_Exercise directions_: Take the data that follows and retype it word for word.

#### Records supplied

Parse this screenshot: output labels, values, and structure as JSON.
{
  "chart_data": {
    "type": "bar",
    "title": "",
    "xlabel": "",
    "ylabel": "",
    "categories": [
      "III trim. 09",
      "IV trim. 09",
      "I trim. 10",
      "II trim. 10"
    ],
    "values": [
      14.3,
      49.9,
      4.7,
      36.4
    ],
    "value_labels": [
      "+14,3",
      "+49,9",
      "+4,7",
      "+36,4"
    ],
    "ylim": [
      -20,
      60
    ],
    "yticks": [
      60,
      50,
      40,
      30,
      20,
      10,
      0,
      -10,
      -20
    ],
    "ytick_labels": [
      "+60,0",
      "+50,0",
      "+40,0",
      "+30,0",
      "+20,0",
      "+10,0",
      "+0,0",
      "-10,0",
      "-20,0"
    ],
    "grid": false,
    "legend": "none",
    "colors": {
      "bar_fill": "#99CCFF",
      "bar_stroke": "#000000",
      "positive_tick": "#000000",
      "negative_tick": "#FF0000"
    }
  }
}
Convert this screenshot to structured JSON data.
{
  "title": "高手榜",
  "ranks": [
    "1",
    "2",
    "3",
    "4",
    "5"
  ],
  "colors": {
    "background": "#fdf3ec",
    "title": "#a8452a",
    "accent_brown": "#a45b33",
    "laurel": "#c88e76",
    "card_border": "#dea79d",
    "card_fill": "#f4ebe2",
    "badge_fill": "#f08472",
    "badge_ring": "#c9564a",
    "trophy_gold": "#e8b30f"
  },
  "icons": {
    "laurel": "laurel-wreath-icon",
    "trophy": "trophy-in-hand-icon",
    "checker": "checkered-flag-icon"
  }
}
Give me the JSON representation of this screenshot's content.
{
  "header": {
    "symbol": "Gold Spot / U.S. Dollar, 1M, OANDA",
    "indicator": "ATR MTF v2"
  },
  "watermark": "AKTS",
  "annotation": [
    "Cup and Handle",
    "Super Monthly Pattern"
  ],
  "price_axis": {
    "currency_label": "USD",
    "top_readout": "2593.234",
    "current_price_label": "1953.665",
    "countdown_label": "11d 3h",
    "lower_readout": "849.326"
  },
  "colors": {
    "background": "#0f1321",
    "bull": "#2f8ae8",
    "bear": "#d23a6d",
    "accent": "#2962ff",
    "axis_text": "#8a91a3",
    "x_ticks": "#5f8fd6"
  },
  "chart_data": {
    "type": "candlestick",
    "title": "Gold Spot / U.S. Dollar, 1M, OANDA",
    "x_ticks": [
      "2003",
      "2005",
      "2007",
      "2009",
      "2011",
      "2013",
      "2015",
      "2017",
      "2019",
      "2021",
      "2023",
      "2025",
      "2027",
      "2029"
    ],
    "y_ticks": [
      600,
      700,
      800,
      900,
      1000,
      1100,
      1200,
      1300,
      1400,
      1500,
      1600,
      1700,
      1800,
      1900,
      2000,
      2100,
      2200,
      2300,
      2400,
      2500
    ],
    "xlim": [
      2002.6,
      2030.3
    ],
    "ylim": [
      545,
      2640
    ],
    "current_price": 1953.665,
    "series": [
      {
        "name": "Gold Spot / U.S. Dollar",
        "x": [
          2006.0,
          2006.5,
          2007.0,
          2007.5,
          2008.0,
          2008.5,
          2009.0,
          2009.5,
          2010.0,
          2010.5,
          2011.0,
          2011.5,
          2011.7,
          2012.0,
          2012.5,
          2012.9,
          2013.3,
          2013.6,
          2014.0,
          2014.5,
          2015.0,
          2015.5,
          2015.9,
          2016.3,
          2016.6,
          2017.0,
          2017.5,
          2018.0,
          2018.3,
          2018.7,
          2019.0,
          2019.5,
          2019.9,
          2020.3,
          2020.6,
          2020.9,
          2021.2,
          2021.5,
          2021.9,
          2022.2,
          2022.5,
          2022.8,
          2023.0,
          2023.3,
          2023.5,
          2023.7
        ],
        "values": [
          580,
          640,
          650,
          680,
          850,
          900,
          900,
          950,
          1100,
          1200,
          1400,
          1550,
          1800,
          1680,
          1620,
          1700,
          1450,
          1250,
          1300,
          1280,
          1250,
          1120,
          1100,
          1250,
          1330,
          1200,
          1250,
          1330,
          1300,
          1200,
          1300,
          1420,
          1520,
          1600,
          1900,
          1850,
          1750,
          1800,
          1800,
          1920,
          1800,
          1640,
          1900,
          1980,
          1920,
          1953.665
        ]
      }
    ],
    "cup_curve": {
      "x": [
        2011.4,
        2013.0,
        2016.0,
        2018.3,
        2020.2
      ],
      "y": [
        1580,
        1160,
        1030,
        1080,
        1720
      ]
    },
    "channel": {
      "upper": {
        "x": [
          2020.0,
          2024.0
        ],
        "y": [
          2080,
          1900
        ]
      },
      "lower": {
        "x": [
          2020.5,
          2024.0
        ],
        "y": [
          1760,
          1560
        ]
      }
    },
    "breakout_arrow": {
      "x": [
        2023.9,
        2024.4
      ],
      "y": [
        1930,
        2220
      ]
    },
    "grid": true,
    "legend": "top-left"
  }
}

########

_The completed task_:
Parse this screenshot: output labels, values, and structure as JSON.
{
  "chart_data": {
    "type": "bar",
    "title": "",
    "xlabel": "",
    "ylabel": "",
    "categories": [
      "III trim. 09",
      "IV trim. 09",
      "I trim. 10",
      "II trim. 10"
    ],
    "values": [
      14.3,
      49.9,
      4.7,
      36.4
    ],
    "value_labels": [
      "+14,3",
      "+49,9",
      "+4,7",
      "+36,4"
    ],
    "ylim": [
      -20,
      60
    ],
    "yticks": [
      60,
      50,
      40,
      30,
      20,
      10,
      0,
      -10,
      -20
    ],
    "ytick_labels": [
      "+60,0",
      "+50,0",
      "+40,0",
      "+30,0",
      "+20,0",
      "+10,0",
      "+0,0",
      "-10,0",
      "-20,0"
    ],
    "grid": false,
    "legend": "none",
    "colors": {
      "bar_fill": "#99CCFF",
      "bar_stroke": "#000000",
      "positive_tick": "#000000",
      "negative_tick": "#FF0000"
    }
  }
}
Convert this screenshot to structured JSON data.
{
  "title": "高手榜",
  "ranks": [
    "1",
    "2",
    "3",
    "4",
    "5"
  ],
  "colors": {
    "background": "#fdf3ec",
    "title": "#a8452a",
    "accent_brown": "#a45b33",
    "laurel": "#c88e76",
    "card_border": "#dea79d",
    "card_fill": "#f4ebe2",
    "badge_fill": "#f08472",
    "badge_ring": "#c9564a",
    "trophy_gold": "#e8b30f"
  },
  "icons": {
    "laurel": "laurel-wreath-icon",
    "trophy": "trophy-in-hand-icon",
    "checker": "checkered-flag-icon"
  }
}
Give me the JSON representation of this screenshot's content.
{
  "header": {
    "symbol": "Gold Spot / U.S. Dollar, 1M, OANDA",
    "indicator": "ATR MTF v2"
  },
  "watermark": "AKTS",
  "annotation": [
    "Cup and Handle",
    "Super Monthly Pattern"
  ],
  "price_axis": {
    "currency_label": "USD",
    "top_readout": "2593.234",
    "current_price_label": "1953.665",
    "countdown_label": "11d 3h",
    "lower_readout": "849.326"
  },
  "colors": {
    "background": "#0f1321",
    "bull": "#2f8ae8",
    "bear": "#d23a6d",
    "accent": "#2962ff",
    "axis_text": "#8a91a3",
    "x_ticks": "#5f8fd6"
  },
  "chart_data": {
    "type": "candlestick",
    "title": "Gold Spot / U.S. Dollar, 1M, OANDA",
    "x_ticks": [
      "2003",
      "2005",
      "2007",
      "2009",
      "2011",
      "2013",
      "2015",
      "2017",
      "2019",
      "2021",
      "2023",
      "2025",
      "2027",
      "2029"
    ],
    "y_ticks": [
      600,
      700,
      800,
      900,
      1000,
      1100,
      1200,
      1300,
      1400,
      1500,
      1600,
      1700,
      1800,
      1900,
      2000,
      2100,
      2200,
      2300,
      2400,
      2500
    ],
    "xlim": [
      2002.6,
      2030.3
    ],
    "ylim": [
      545,
      2640
    ],
    "current_price": 1953.665,
    "series": [
      {
        "name": "Gold Spot / U.S. Dollar",
        "x": [
          2006.0,
          2006.5,
          2007.0,
          2007.5,
          2008.0,
          2008.5,
          2009.0,
          2009.5,
          2010.0,
          2010.5,
          2011.0,
          2011.5,
          2011.7,
          2012.0,
          2012.5,
          2012.9,
          2013.3,
          2013.6,
          2014.0,
          2014.5,
          2015.0,
          2015.5,
          2015.9,
          2016.3,
          2016.6,
          2017.0,
          2017.5,
          2018.0,
          2018.3,
          2018.7,
          2019.0,
          2019.5,
          2019.9,
          2020.3,
          2020.6,
          2020.9,
          2021.2,
          2021.5,
          2021.9,
          2022.2,
          2022.5,
          2022.8,
          2023.0,
          2023.3,
          2023.5,
          2023.7
        ],
        "values": [
          580,
          640,
          650,
          680,
          850,
          900,
          900,
          950,
          1100,
          1200,
          1400,
          1550,
          1800,
          1680,
          1620,
          1700,
          1450,
          1250,
          1300,
          1280,
          1250,
          1120,
          1100,
          1250,
          1330,
          1200,
          1250,
          1330,
          1300,
          1200,
          1300,
          1420,
          1520,
          1600,
          1900,
          1850,
          1750,
          1800,
          1800,
          1920,
          1800,
          1640,
          1900,
          1980,
          1920,
          1953.665
        ]
      }
    ],
    "cup_curve": {
      "x": [
        2011.4,
        2013.0,
        2016.0,
        2018.3,
        2020.2
      ],
      "y": [
        1580,
        1160,
        1030,
        1080,
        1720
      ]
    },
    "channel": {
      "upper": {
        "x": [
          2020.0,
          2024.0
        ],
        "y": [
          2080,
          1900
        ]
      },
      "lower": {
        "x": [
          2020.5,
          2024.0
        ],
        "y": [
          1760,
          1560
        ]
      }
    },
    "breakout_arrow": {
      "x": [
        2023.9,
        2024.4
      ],
      "y": [
        1930,
        2220
      ]
    },
    "grid": true,
    "legend": "top-left"
  }
}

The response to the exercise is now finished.